### THE TASK
Exclude any images and output the remaining records exactly.

(Records about charts and figures)

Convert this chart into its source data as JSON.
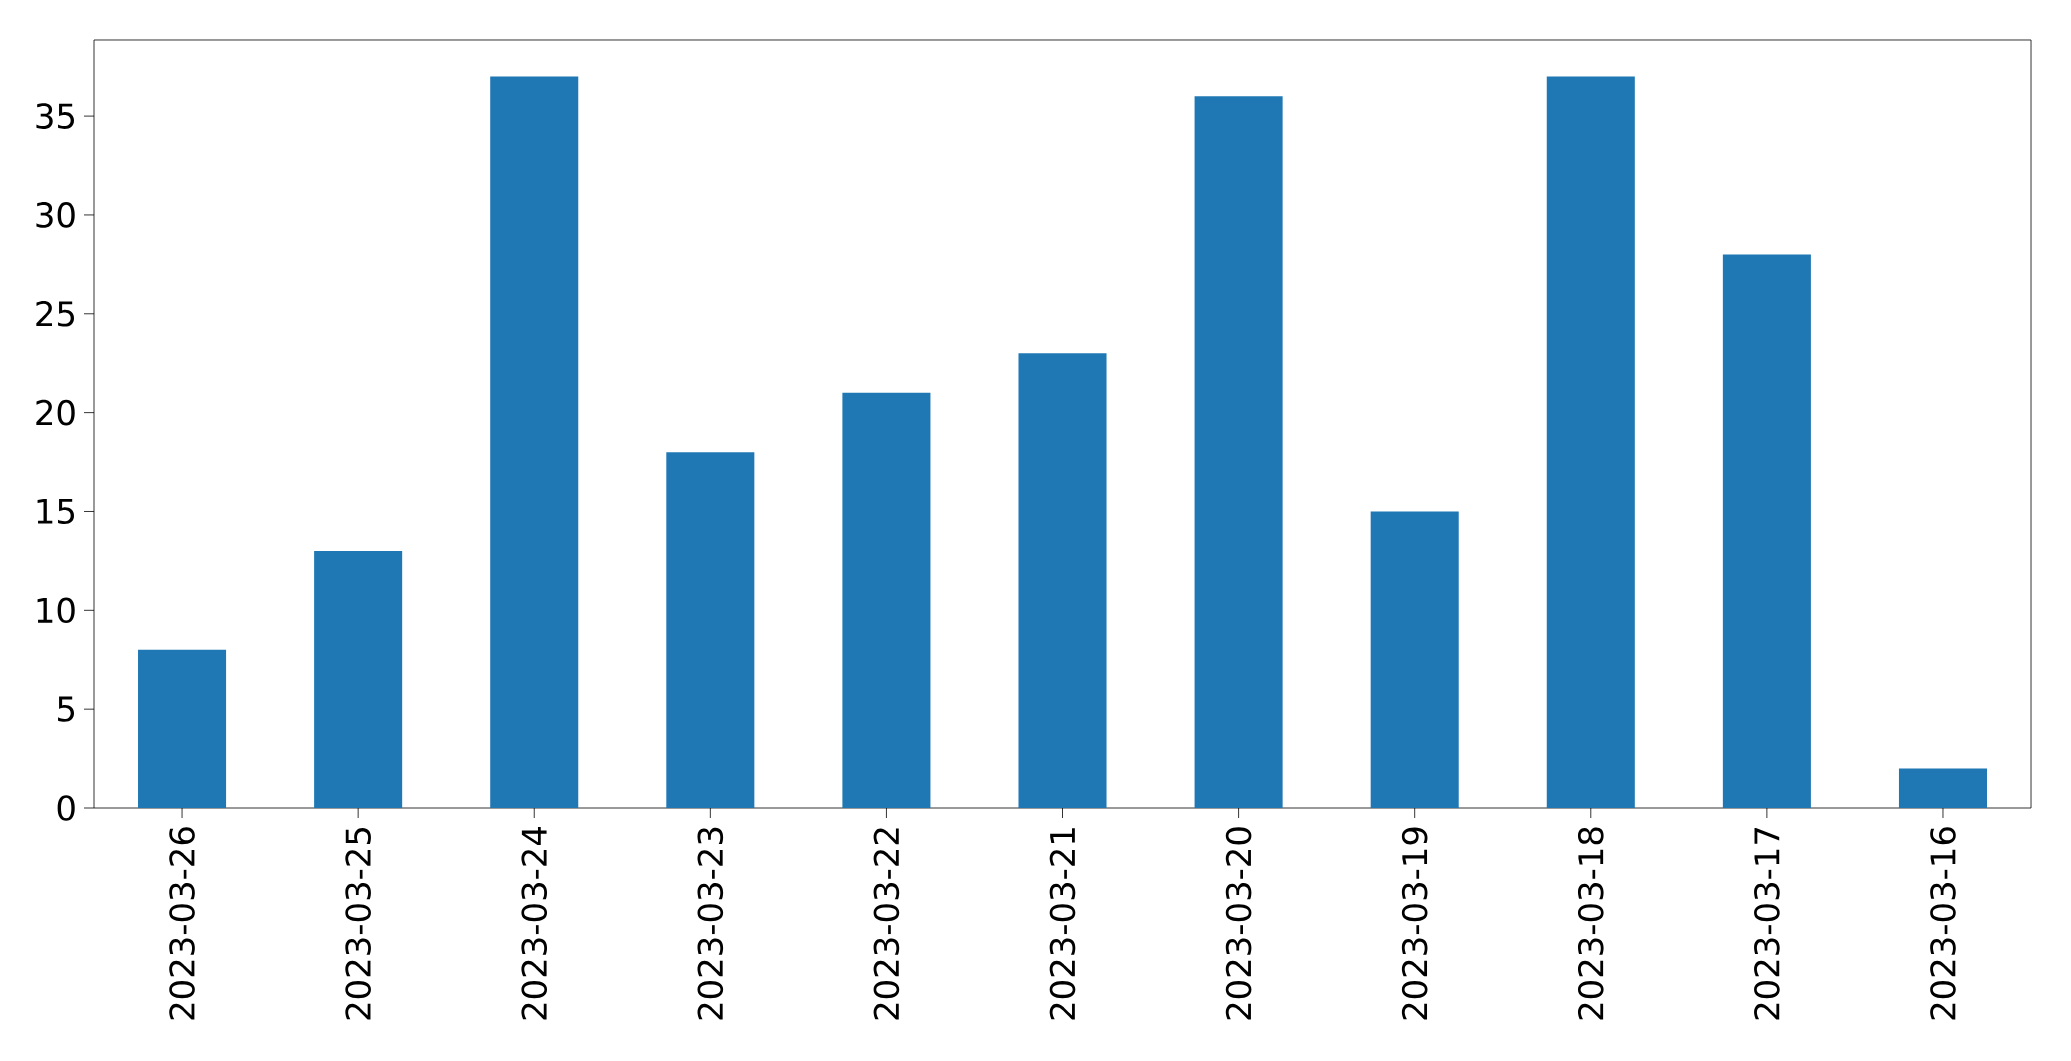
{
  "chart_data": {
    "type": "bar",
    "categories": [
      "2023-03-26",
      "2023-03-25",
      "2023-03-24",
      "2023-03-23",
      "2023-03-22",
      "2023-03-21",
      "2023-03-20",
      "2023-03-19",
      "2023-03-18",
      "2023-03-17",
      "2023-03-16"
    ],
    "values": [
      8,
      13,
      37,
      18,
      21,
      23,
      36,
      15,
      37,
      28,
      2
    ],
    "color": "#1f77b4",
    "ylim": [
      0,
      38.85
    ],
    "yticks": [
      0,
      5,
      10,
      15,
      20,
      25,
      30,
      35
    ]
  }
}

### PROBLEM SOLUTION
Convert this chart into its source data as JSON.
{
  "chart_data": {
    "type": "bar",
    "categories": [
      "2023-03-26",
      "2023-03-25",
      "2023-03-24",
      "2023-03-23",
      "2023-03-22",
      "2023-03-21",
      "2023-03-20",
      "2023-03-19",
      "2023-03-18",
      "2023-03-17",
      "2023-03-16"
    ],
    "values": [
      8,
      13,
      37,
      18,
      21,
      23,
      36,
      15,
      37,
      28,
      2
    ],
    "color": "#1f77b4",
    "ylim": [
      0,
      38.85
    ],
    "yticks": [
      0,
      5,
      10,
      15,
      20,
      25,
      30,
      35
    ]
  }
}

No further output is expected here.